**Goal**:
Draw out every line with the word "Initial" from the listing below.
Stored records start
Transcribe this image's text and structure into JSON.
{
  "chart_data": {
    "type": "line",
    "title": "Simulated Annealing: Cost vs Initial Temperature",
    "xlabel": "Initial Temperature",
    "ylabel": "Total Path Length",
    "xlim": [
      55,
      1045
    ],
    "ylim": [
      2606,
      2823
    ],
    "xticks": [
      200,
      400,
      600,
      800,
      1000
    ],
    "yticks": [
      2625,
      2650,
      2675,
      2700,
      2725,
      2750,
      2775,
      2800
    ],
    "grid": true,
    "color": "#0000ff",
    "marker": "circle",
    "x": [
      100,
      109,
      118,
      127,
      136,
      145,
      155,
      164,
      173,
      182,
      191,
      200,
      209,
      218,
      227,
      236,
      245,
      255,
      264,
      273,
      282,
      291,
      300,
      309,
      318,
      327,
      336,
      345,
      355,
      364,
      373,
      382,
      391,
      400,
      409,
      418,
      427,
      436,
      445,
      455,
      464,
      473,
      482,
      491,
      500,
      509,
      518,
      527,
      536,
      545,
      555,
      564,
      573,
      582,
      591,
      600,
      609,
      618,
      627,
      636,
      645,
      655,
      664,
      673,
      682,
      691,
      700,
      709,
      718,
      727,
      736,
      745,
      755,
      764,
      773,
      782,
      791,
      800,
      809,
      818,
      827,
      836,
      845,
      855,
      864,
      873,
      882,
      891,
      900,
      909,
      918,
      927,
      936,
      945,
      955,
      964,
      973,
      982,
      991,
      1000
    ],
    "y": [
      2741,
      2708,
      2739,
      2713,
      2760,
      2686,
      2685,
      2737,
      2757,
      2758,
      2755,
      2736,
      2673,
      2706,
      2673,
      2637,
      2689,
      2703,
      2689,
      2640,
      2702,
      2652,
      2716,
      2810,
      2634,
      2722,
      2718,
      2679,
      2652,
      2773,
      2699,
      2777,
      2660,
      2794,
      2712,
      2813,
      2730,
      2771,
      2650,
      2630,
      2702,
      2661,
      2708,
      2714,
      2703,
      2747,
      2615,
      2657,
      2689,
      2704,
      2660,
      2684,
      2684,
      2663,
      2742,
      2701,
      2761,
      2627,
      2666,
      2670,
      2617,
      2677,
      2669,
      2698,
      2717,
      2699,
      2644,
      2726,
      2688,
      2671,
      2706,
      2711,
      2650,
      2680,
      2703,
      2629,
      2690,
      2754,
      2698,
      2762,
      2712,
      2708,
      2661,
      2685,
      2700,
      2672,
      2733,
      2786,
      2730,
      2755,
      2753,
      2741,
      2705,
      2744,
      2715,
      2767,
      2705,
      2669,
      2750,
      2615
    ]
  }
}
Stored records end
**Answer to this exercise**:
    "title": "Simulated Annealing: Cost vs Initial Temperature",
    "xlabel": "Initial Temperature",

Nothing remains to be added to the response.